[Start of MATERIAL SHOWN]

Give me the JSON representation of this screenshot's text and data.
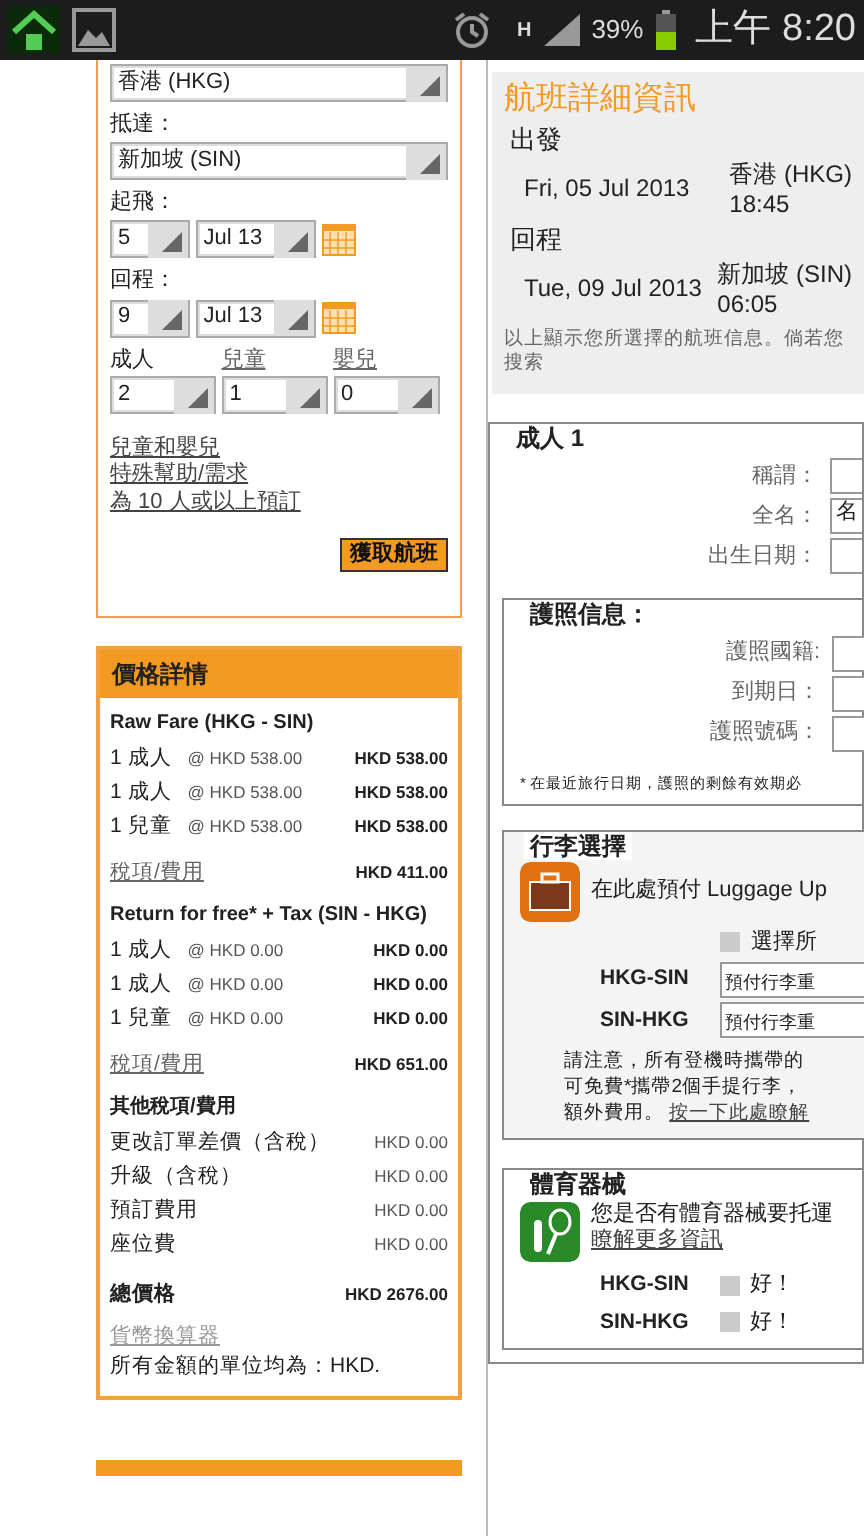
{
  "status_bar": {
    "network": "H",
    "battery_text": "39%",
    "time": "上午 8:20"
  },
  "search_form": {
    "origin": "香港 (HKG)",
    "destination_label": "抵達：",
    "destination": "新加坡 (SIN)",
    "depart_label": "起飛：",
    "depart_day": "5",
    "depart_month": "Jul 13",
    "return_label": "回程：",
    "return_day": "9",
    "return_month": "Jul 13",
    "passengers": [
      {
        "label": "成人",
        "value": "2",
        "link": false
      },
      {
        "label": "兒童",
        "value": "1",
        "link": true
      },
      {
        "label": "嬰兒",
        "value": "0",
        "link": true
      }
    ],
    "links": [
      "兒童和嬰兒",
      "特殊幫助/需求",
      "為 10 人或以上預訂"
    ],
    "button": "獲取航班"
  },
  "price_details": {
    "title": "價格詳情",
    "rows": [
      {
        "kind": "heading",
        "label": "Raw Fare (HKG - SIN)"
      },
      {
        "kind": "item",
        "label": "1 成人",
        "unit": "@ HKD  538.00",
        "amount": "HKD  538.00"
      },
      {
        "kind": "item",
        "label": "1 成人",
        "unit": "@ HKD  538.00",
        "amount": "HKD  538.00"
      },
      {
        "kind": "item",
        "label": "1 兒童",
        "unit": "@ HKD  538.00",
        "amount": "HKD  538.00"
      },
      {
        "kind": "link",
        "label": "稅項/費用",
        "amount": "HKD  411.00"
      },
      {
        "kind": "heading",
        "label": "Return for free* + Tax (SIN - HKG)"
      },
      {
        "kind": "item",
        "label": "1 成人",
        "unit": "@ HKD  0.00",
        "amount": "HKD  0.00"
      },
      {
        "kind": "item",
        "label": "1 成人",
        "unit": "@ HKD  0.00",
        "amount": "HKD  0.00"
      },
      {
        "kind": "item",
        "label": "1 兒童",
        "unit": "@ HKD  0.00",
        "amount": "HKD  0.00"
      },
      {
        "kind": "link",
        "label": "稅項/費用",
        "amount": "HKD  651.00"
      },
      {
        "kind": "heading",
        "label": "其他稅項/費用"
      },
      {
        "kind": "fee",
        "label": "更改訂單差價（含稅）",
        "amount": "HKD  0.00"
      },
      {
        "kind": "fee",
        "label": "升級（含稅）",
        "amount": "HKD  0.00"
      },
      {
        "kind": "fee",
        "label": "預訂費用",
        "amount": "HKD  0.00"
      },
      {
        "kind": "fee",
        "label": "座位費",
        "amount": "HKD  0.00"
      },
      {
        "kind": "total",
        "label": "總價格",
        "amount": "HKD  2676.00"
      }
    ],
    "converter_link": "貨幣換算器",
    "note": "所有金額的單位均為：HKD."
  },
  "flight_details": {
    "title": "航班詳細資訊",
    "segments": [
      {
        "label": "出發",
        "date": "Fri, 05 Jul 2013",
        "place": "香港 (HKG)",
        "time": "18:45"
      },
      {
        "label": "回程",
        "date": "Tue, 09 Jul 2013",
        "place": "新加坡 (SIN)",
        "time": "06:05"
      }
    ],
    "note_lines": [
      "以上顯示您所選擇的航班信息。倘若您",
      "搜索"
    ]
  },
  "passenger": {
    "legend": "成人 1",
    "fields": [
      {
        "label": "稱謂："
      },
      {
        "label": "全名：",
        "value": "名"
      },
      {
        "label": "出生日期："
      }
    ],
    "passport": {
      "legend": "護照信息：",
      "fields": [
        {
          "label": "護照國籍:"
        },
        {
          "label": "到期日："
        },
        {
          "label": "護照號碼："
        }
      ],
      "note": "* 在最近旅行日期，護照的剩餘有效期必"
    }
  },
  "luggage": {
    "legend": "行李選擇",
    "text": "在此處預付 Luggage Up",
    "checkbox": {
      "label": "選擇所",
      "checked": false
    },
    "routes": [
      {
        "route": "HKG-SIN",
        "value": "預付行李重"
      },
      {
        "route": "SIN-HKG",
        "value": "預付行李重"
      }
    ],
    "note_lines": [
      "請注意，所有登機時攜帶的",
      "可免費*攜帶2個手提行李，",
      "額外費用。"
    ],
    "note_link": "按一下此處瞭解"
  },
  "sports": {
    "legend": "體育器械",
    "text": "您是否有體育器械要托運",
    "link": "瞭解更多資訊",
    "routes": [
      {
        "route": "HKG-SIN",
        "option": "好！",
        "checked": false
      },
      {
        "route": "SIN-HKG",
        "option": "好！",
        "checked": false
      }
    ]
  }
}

[End of MATERIAL SHOWN]

• _WORK REQUIRED_: Print all the records again exactly; do not include any picture.

• _FULL RESPONSE_:
Give me the JSON representation of this screenshot's text and data.
{
  "status_bar": {
    "network": "H",
    "battery_text": "39%",
    "time": "上午 8:20"
  },
  "search_form": {
    "origin": "香港 (HKG)",
    "destination_label": "抵達：",
    "destination": "新加坡 (SIN)",
    "depart_label": "起飛：",
    "depart_day": "5",
    "depart_month": "Jul 13",
    "return_label": "回程：",
    "return_day": "9",
    "return_month": "Jul 13",
    "passengers": [
      {
        "label": "成人",
        "value": "2",
        "link": false
      },
      {
        "label": "兒童",
        "value": "1",
        "link": true
      },
      {
        "label": "嬰兒",
        "value": "0",
        "link": true
      }
    ],
    "links": [
      "兒童和嬰兒",
      "特殊幫助/需求",
      "為 10 人或以上預訂"
    ],
    "button": "獲取航班"
  },
  "price_details": {
    "title": "價格詳情",
    "rows": [
      {
        "kind": "heading",
        "label": "Raw Fare (HKG - SIN)"
      },
      {
        "kind": "item",
        "label": "1 成人",
        "unit": "@ HKD  538.00",
        "amount": "HKD  538.00"
      },
      {
        "kind": "item",
        "label": "1 成人",
        "unit": "@ HKD  538.00",
        "amount": "HKD  538.00"
      },
      {
        "kind": "item",
        "label": "1 兒童",
        "unit": "@ HKD  538.00",
        "amount": "HKD  538.00"
      },
      {
        "kind": "link",
        "label": "稅項/費用",
        "amount": "HKD  411.00"
      },
      {
        "kind": "heading",
        "label": "Return for free* + Tax (SIN - HKG)"
      },
      {
        "kind": "item",
        "label": "1 成人",
        "unit": "@ HKD  0.00",
        "amount": "HKD  0.00"
      },
      {
        "kind": "item",
        "label": "1 成人",
        "unit": "@ HKD  0.00",
        "amount": "HKD  0.00"
      },
      {
        "kind": "item",
        "label": "1 兒童",
        "unit": "@ HKD  0.00",
        "amount": "HKD  0.00"
      },
      {
        "kind": "link",
        "label": "稅項/費用",
        "amount": "HKD  651.00"
      },
      {
        "kind": "heading",
        "label": "其他稅項/費用"
      },
      {
        "kind": "fee",
        "label": "更改訂單差價（含稅）",
        "amount": "HKD  0.00"
      },
      {
        "kind": "fee",
        "label": "升級（含稅）",
        "amount": "HKD  0.00"
      },
      {
        "kind": "fee",
        "label": "預訂費用",
        "amount": "HKD  0.00"
      },
      {
        "kind": "fee",
        "label": "座位費",
        "amount": "HKD  0.00"
      },
      {
        "kind": "total",
        "label": "總價格",
        "amount": "HKD  2676.00"
      }
    ],
    "converter_link": "貨幣換算器",
    "note": "所有金額的單位均為：HKD."
  },
  "flight_details": {
    "title": "航班詳細資訊",
    "segments": [
      {
        "label": "出發",
        "date": "Fri, 05 Jul 2013",
        "place": "香港 (HKG)",
        "time": "18:45"
      },
      {
        "label": "回程",
        "date": "Tue, 09 Jul 2013",
        "place": "新加坡 (SIN)",
        "time": "06:05"
      }
    ],
    "note_lines": [
      "以上顯示您所選擇的航班信息。倘若您",
      "搜索"
    ]
  },
  "passenger": {
    "legend": "成人 1",
    "fields": [
      {
        "label": "稱謂："
      },
      {
        "label": "全名：",
        "value": "名"
      },
      {
        "label": "出生日期："
      }
    ],
    "passport": {
      "legend": "護照信息：",
      "fields": [
        {
          "label": "護照國籍:"
        },
        {
          "label": "到期日："
        },
        {
          "label": "護照號碼："
        }
      ],
      "note": "* 在最近旅行日期，護照的剩餘有效期必"
    }
  },
  "luggage": {
    "legend": "行李選擇",
    "text": "在此處預付 Luggage Up",
    "checkbox": {
      "label": "選擇所",
      "checked": false
    },
    "routes": [
      {
        "route": "HKG-SIN",
        "value": "預付行李重"
      },
      {
        "route": "SIN-HKG",
        "value": "預付行李重"
      }
    ],
    "note_lines": [
      "請注意，所有登機時攜帶的",
      "可免費*攜帶2個手提行李，",
      "額外費用。"
    ],
    "note_link": "按一下此處瞭解"
  },
  "sports": {
    "legend": "體育器械",
    "text": "您是否有體育器械要托運",
    "link": "瞭解更多資訊",
    "routes": [
      {
        "route": "HKG-SIN",
        "option": "好！",
        "checked": false
      },
      {
        "route": "SIN-HKG",
        "option": "好！",
        "checked": false
      }
    ]
  }
}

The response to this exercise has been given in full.